— Begin —
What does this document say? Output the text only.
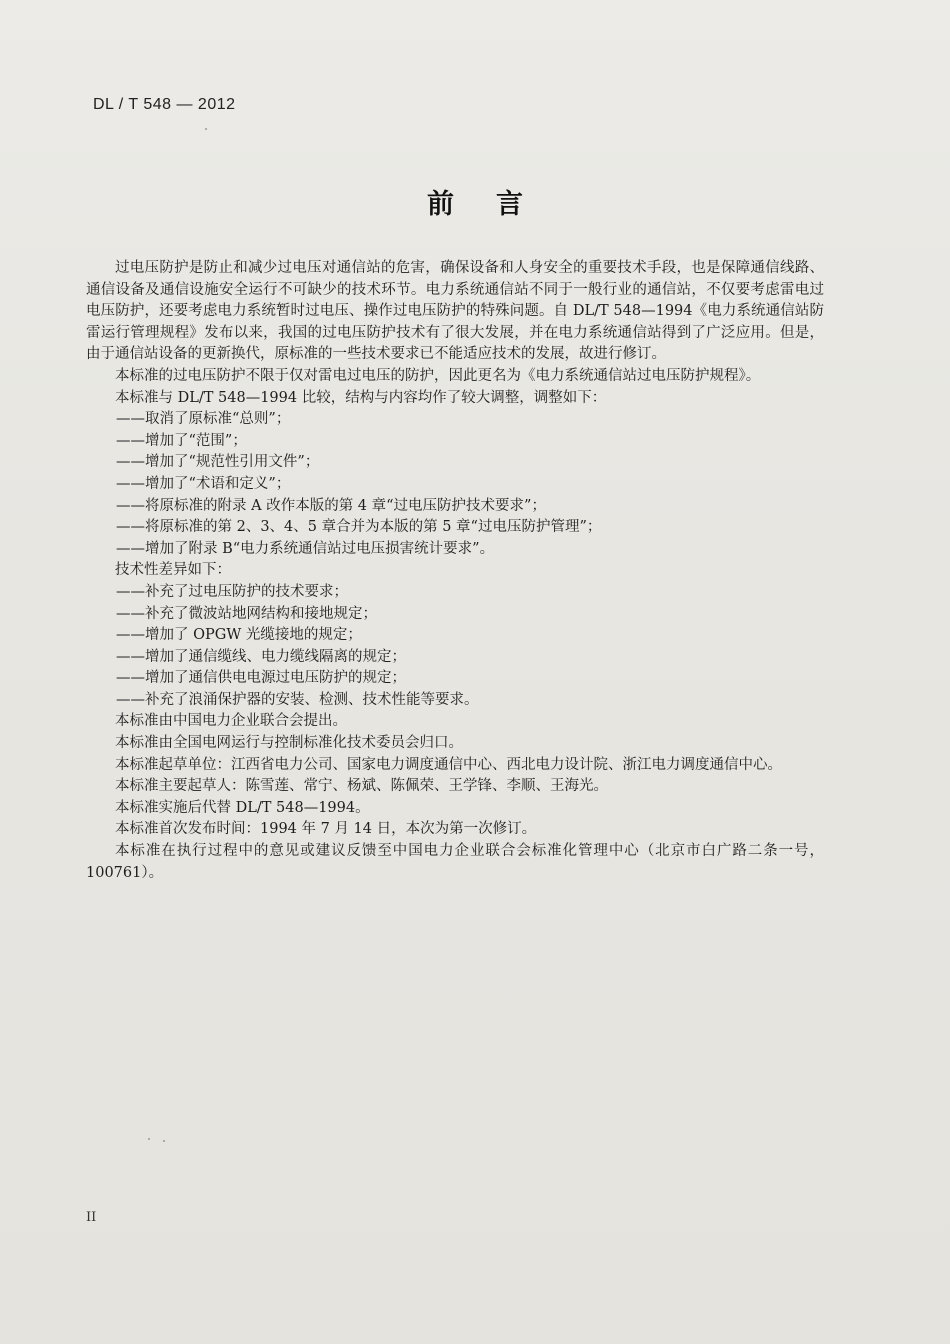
DL / T 548 — 2012
前 言

过电压防护是防止和减少过电压对通信站的危害，确保设备和人身安全的重要技术手段，也是保障通信线路、通信设备及通信设施安全运行不可缺少的技术环节。电力系统通信站不同于一般行业的通信站，不仅要考虑雷电过电压防护，还要考虑电力系统暂时过电压、操作过电压防护的特殊问题。自 DL/T 548—1994《电力系统通信站防雷运行管理规程》发布以来，我国的过电压防护技术有了很大发展，并在电力系统通信站得到了广泛应用。但是，由于通信站设备的更新换代，原标准的一些技术要求已不能适应技术的发展，故进行修订。

本标准的过电压防护不限于仅对雷电过电压的防护，因此更名为《电力系统通信站过电压防护规程》。

本标准与 DL/T 548—1994 比较，结构与内容均作了较大调整，调整如下：

——取消了原标准“总则”；

——增加了“范围”；

——增加了“规范性引用文件”；

——增加了“术语和定义”；

——将原标准的附录 A 改作本版的第 4 章“过电压防护技术要求”；

——将原标准的第 2、3、4、5 章合并为本版的第 5 章“过电压防护管理”；

——增加了附录 B“电力系统通信站过电压损害统计要求”。

技术性差异如下：

——补充了过电压防护的技术要求；

——补充了微波站地网结构和接地规定；

——增加了 OPGW 光缆接地的规定；

——增加了通信缆线、电力缆线隔离的规定；

——增加了通信供电电源过电压防护的规定；

——补充了浪涌保护器的安装、检测、技术性能等要求。

本标准由中国电力企业联合会提出。

本标准由全国电网运行与控制标准化技术委员会归口。

本标准起草单位：江西省电力公司、国家电力调度通信中心、西北电力设计院、浙江电力调度通信中心。

本标准主要起草人：陈雪莲、常宁、杨斌、陈佩荣、王学锋、李顺、王海光。

本标准实施后代替 DL/T 548—1994。

本标准首次发布时间：1994 年 7 月 14 日，本次为第一次修订。

本标准在执行过程中的意见或建议反馈至中国电力企业联合会标准化管理中心（北京市白广路二条一号，100761）。

II
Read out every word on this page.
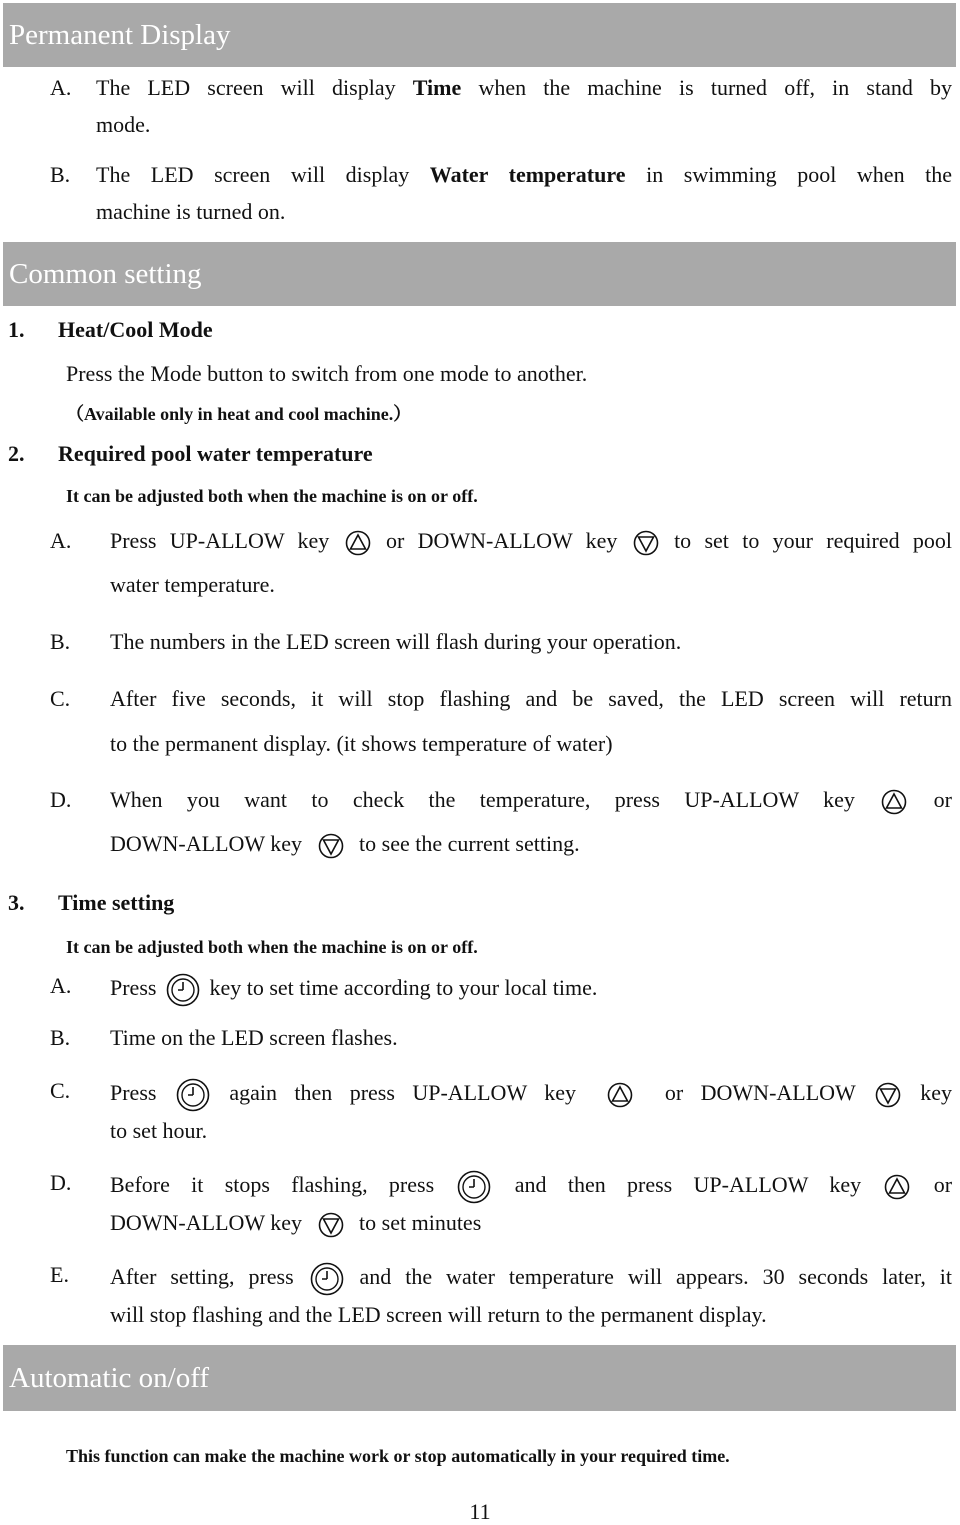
Permanent Display
A. The LED screen will display Time when the machine is turned off, in stand by
mode.
B. The LED screen will display Water temperature in swimming pool when the
machine is turned on.
Common setting
1. Heat/Cool Mode
Press the Mode button to switch from one mode to another.
（Available only in heat and cool machine.）
2. Required pool water temperature
It can be adjusted both when the machine is on or off.
A. Press UP-ALLOW key	or DOWN-ALLOW key	to set to your required pool
water temperature.
B. The numbers in the LED screen will flash during your operation.
C. After five seconds, it will stop flashing and be saved, the LED screen will return
to the permanent display. (it shows temperature of water)
D. When you want to check the temperature, press UP-ALLOW key	or
DOWN-ALLOW key	to see the current setting.
3. Time setting
It can be adjusted both when the machine is on or off.
A. Press key to set time according to your local time.
B. Time on the LED screen flashes.
C. Press	again then press UP-ALLOW key	or DOWN-ALLOW	key
to set hour.
D. Before it stops flashing, press	and then press UP-ALLOW key	or
DOWN-ALLOW key	to set minutes
E. After setting, press	and the water temperature will appears. 30 seconds later, it
will stop flashing and the LED screen will return to the permanent display.
Automatic on/off
This function can make the machine work or stop automatically in your required time.
11
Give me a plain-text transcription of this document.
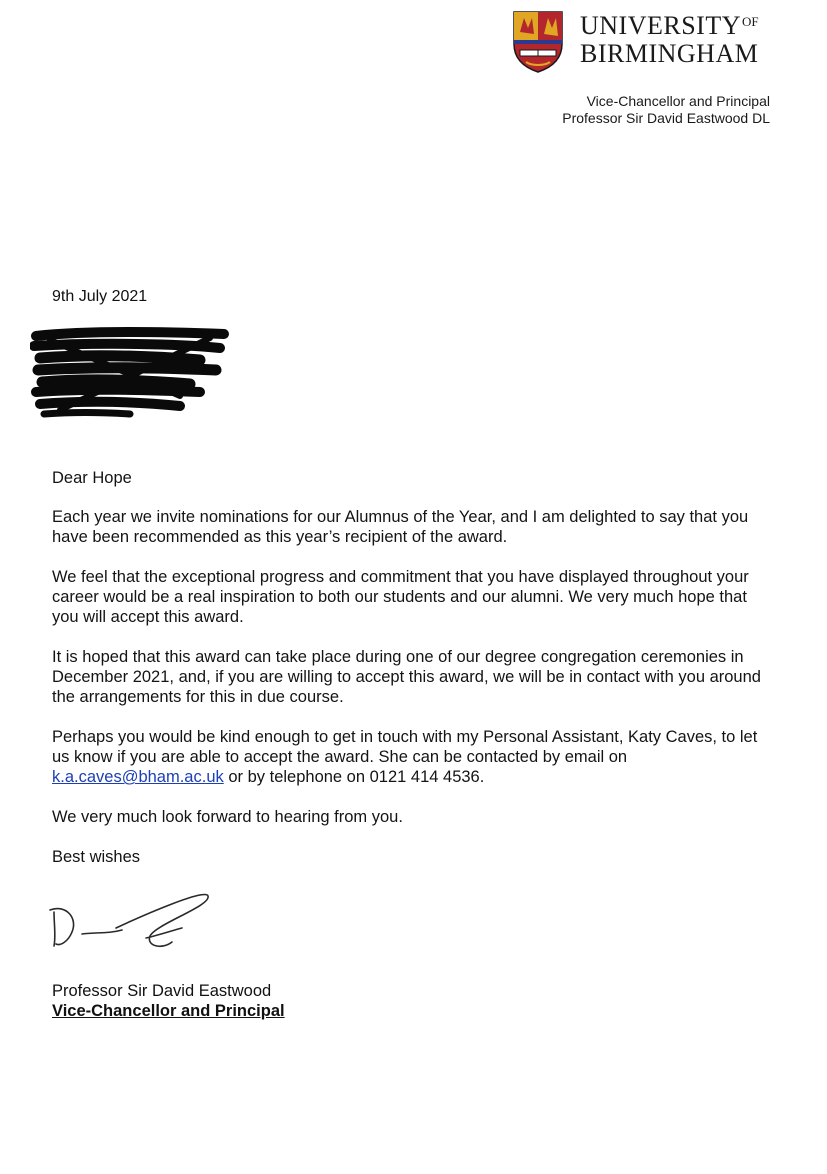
$UNIVERSITY^{OF}$
BIRMINGHAM
Vice-Chancellor and Principal
Professor Sir David Eastwood DL
9th July 2021

Dear Hope

Each year we invite nominations for our Alumnus of the Year, and I am delighted to say that you have been recommended as this year’s recipient of the award.

We feel that the exceptional progress and commitment that you have displayed throughout your career would be a real inspiration to both our students and our alumni. We very much hope that you will accept this award.

It is hoped that this award can take place during one of our degree congregation ceremonies in December 2021, and, if you are willing to accept this award, we will be in contact with you around the arrangements for this in due course.

Perhaps you would be kind enough to get in touch with my Personal Assistant, Katy Caves, to let us know if you are able to accept the award. She can be contacted by email on k.a.caves@bham.ac.uk or by telephone on 0121 414 4536.

We very much look forward to hearing from you.

Best wishes

Professor Sir David Eastwood
Vice-Chancellor and Principal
— End —
**WORK REQUIRED:** Give the count of lines in the records that contain "pool", and no other text.

**COMPLETE OUTPUT:** 3